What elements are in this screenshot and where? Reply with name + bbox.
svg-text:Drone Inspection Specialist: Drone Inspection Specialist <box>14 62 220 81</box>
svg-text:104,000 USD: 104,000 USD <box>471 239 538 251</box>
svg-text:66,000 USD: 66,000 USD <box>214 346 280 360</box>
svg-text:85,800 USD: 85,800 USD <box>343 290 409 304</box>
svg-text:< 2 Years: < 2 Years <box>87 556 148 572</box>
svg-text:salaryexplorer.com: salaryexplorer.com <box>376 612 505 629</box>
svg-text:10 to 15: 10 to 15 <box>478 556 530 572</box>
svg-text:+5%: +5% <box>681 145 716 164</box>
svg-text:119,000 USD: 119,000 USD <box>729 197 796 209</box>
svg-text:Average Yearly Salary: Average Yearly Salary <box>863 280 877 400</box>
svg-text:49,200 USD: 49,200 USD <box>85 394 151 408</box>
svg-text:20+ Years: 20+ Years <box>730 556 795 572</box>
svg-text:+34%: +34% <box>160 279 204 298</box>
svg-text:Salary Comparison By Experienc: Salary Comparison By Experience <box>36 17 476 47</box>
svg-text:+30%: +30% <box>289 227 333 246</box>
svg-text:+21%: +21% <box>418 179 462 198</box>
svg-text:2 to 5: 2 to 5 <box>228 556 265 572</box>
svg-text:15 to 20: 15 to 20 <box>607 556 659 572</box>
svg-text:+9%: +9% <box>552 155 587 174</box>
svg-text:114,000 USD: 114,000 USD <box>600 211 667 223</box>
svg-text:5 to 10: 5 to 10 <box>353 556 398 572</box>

—————

Your goal >>
Gather every line in the listing above that contains the word "Years". Copy each one unchanged.

Right answer >>
svg-text:< 2 Years: < 2 Years <box>87 556 148 572</box>
svg-text:20+ Years: 20+ Years <box>730 556 795 572</box>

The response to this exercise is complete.